- **Requirement**: Return all lines with the word "sequence" in them.

- **Supplied data**:
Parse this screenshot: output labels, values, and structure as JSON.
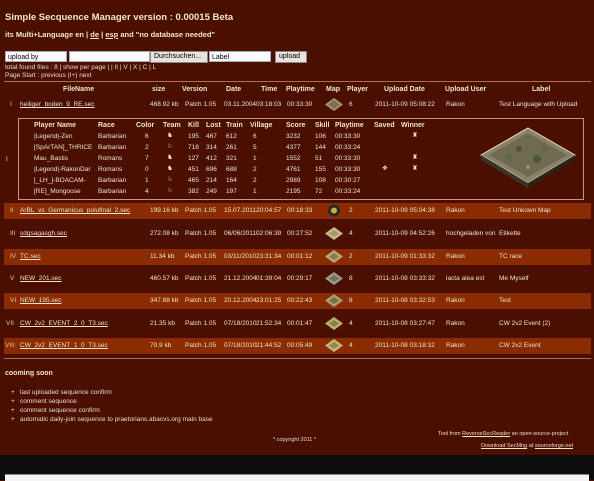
{
  "header": {
    "title": "Simple Secquence Manager version : 0.00015 Beta",
    "sub_prefix": "its Multi+Language en |",
    "lang_de": "de",
    "sub_mid": "|",
    "lang_esp": "esp",
    "sub_suffix": "and \"no database needed\""
  },
  "upload": {
    "by_value": "upload by",
    "file_value": "",
    "browse_label": "Durchsuchen...",
    "label_value": "Label",
    "upload_label": "upload"
  },
  "info": {
    "found": "total found files : 8 | show per page | | II | V | X | C | L",
    "pages": "Page Start : previous (I+) next"
  },
  "columns": {
    "filename": "FileName",
    "size": "size",
    "version": "Version",
    "date": "Date",
    "time": "Time",
    "playtime": "Playtime",
    "map": "Map",
    "player": "Player",
    "upload_date": "Upload Date",
    "upload_user": "Upload User",
    "label": "Label"
  },
  "rows": [
    {
      "nr": "I",
      "file": "heiliger_boden_9_RE.sec",
      "size": "468.92 kb",
      "version": "Patch 1.05",
      "date": "03.11.2004",
      "time": "03:18:03",
      "playtime": "00:33:30",
      "player": "6",
      "udate": "2011-10-09 05:08:22",
      "user": "Rakon",
      "label": "Test Language with Upload"
    },
    {
      "nr": "II",
      "file": "ArBL_vs_Germanicus_polufinal_2.sec",
      "size": "199.16 kb",
      "version": "Patch 1.05",
      "date": "15.07.2011",
      "time": "20:04:57",
      "playtime": "00:18:33",
      "player": "2",
      "udate": "2011-10-09 05:04:38",
      "user": "Rakon",
      "label": "Test Unkown Map"
    },
    {
      "nr": "III",
      "file": "sdgsagasgh.sec",
      "size": "272.08 kb",
      "version": "Patch 1.05",
      "date": "06/06/2011",
      "time": "02:06:39",
      "playtime": "00:27:52",
      "player": "4",
      "udate": "2011-10-09 04:52:26",
      "user": "hochgeladen von",
      "label": "Etikette"
    },
    {
      "nr": "IV",
      "file": "TC.sec",
      "size": "11.34 kb",
      "version": "Patch 1.05",
      "date": "03/11/2010",
      "time": "23:31:34",
      "playtime": "00:01:12",
      "player": "2",
      "udate": "2011-10-09 01:33:32",
      "user": "Rakon",
      "label": "TC race"
    },
    {
      "nr": "V",
      "file": "NEW_201.sec",
      "size": "460.57 kb",
      "version": "Patch 1.05",
      "date": "21.12.2004",
      "time": "01:39:04",
      "playtime": "00:29:17",
      "player": "8",
      "udate": "2011-10-08 03:33:32",
      "user": "lacta alea est",
      "label": "Me Myself"
    },
    {
      "nr": "VI",
      "file": "NEW_195.sec",
      "size": "347.88 kb",
      "version": "Patch 1.05",
      "date": "20.12.2004",
      "time": "23:01:25",
      "playtime": "00:22:43",
      "player": "8",
      "udate": "2011-10-08 03:32:53",
      "user": "Rakon",
      "label": "Test"
    },
    {
      "nr": "VII",
      "file": "CW_2v2_EVENT_2_0_T3.sec",
      "size": "21.35 kb",
      "version": "Patch 1.05",
      "date": "07/18/2010",
      "time": "21:52:34",
      "playtime": "00:01:47",
      "player": "4",
      "udate": "2011-10-08 03:27:47",
      "user": "Rakon",
      "label": "CW 2v2 Event (2)"
    },
    {
      "nr": "VIII",
      "file": "CW_2v2_EVENT_1_0_T3.sec",
      "size": "70.9 kb",
      "version": "Patch 1.05",
      "date": "07/18/2010",
      "time": "21:44:52",
      "playtime": "00:05:49",
      "player": "4",
      "udate": "2011-10-08 03:18:32",
      "user": "Rakon",
      "label": "CW 2v2 Event"
    }
  ],
  "detail": {
    "headers": {
      "player": "Player Name",
      "race": "Race",
      "color": "Color",
      "team": "Team",
      "kill": "Kill",
      "lost": "Lost",
      "train": "Train",
      "village": "Village",
      "score": "Score",
      "skill": "Skill",
      "playtime": "Playtime",
      "saved": "Saved",
      "winner": "Winner"
    },
    "players": [
      {
        "name": "|Legend|-Zen",
        "race": "Barbarian",
        "color": "6",
        "kill": "195",
        "lost": "467",
        "train": "612",
        "village": "6",
        "score": "3232",
        "skill": "106",
        "playtime": "00:33:30",
        "winner": true,
        "saved": false,
        "team": "team-a"
      },
      {
        "name": "[SpArTAN]_THRICE",
        "race": "Barbarian",
        "color": "2",
        "kill": "718",
        "lost": "314",
        "train": "261",
        "village": "5",
        "score": "4377",
        "skill": "144",
        "playtime": "00:33:24",
        "winner": false,
        "saved": false,
        "team": "team-b"
      },
      {
        "name": "Mau_Bastis",
        "race": "Romans",
        "color": "7",
        "kill": "127",
        "lost": "412",
        "train": "321",
        "village": "1",
        "score": "1552",
        "skill": "51",
        "playtime": "00:33:30",
        "winner": true,
        "saved": false,
        "team": "team-a"
      },
      {
        "name": "|Legend|-RakonDar",
        "race": "Romans",
        "color": "0",
        "kill": "451",
        "lost": "696",
        "train": "688",
        "village": "2",
        "score": "4761",
        "skill": "155",
        "playtime": "00:33:30",
        "winner": true,
        "saved": true,
        "team": "team-a"
      },
      {
        "name": "[_LH_]-BOACAM-",
        "race": "Barbarian",
        "color": "1",
        "kill": "465",
        "lost": "214",
        "train": "164",
        "village": "2",
        "score": "2989",
        "skill": "108",
        "playtime": "00:30:27",
        "winner": false,
        "saved": false,
        "team": "team-b"
      },
      {
        "name": "[RE]_Mongoose",
        "race": "Barbarian",
        "color": "4",
        "kill": "382",
        "lost": "249",
        "train": "197",
        "village": "1",
        "score": "2195",
        "skill": "72",
        "playtime": "00:33:24",
        "winner": false,
        "saved": false,
        "team": "team-b"
      }
    ]
  },
  "coming_soon": {
    "title": "cooming soon",
    "items": [
      "last uploaded sequence confirm",
      "comment sequence",
      "comment sequence confirm",
      "automatic daily-join sequence to praetorians.abacvs.org main base"
    ]
  },
  "footer": {
    "tool_prefix": "Tool from",
    "tool_link": "ReverseSecReader",
    "tool_suffix": "an open-source-project",
    "download_link": "Download SecMng",
    "at": "at",
    "sf_link": "sourceforge.net",
    "copyright": "* copyright 2011 *"
  },
  "colors": {
    "background": "#4a0f00",
    "row_alt": "#8a2c00",
    "border": "#c89868"
  }
}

- **Correct output**:
      "last uploaded sequence confirm",
      "comment sequence",
      "comment sequence confirm",
      "automatic daily-join sequence to praetorians.abacvs.org main base"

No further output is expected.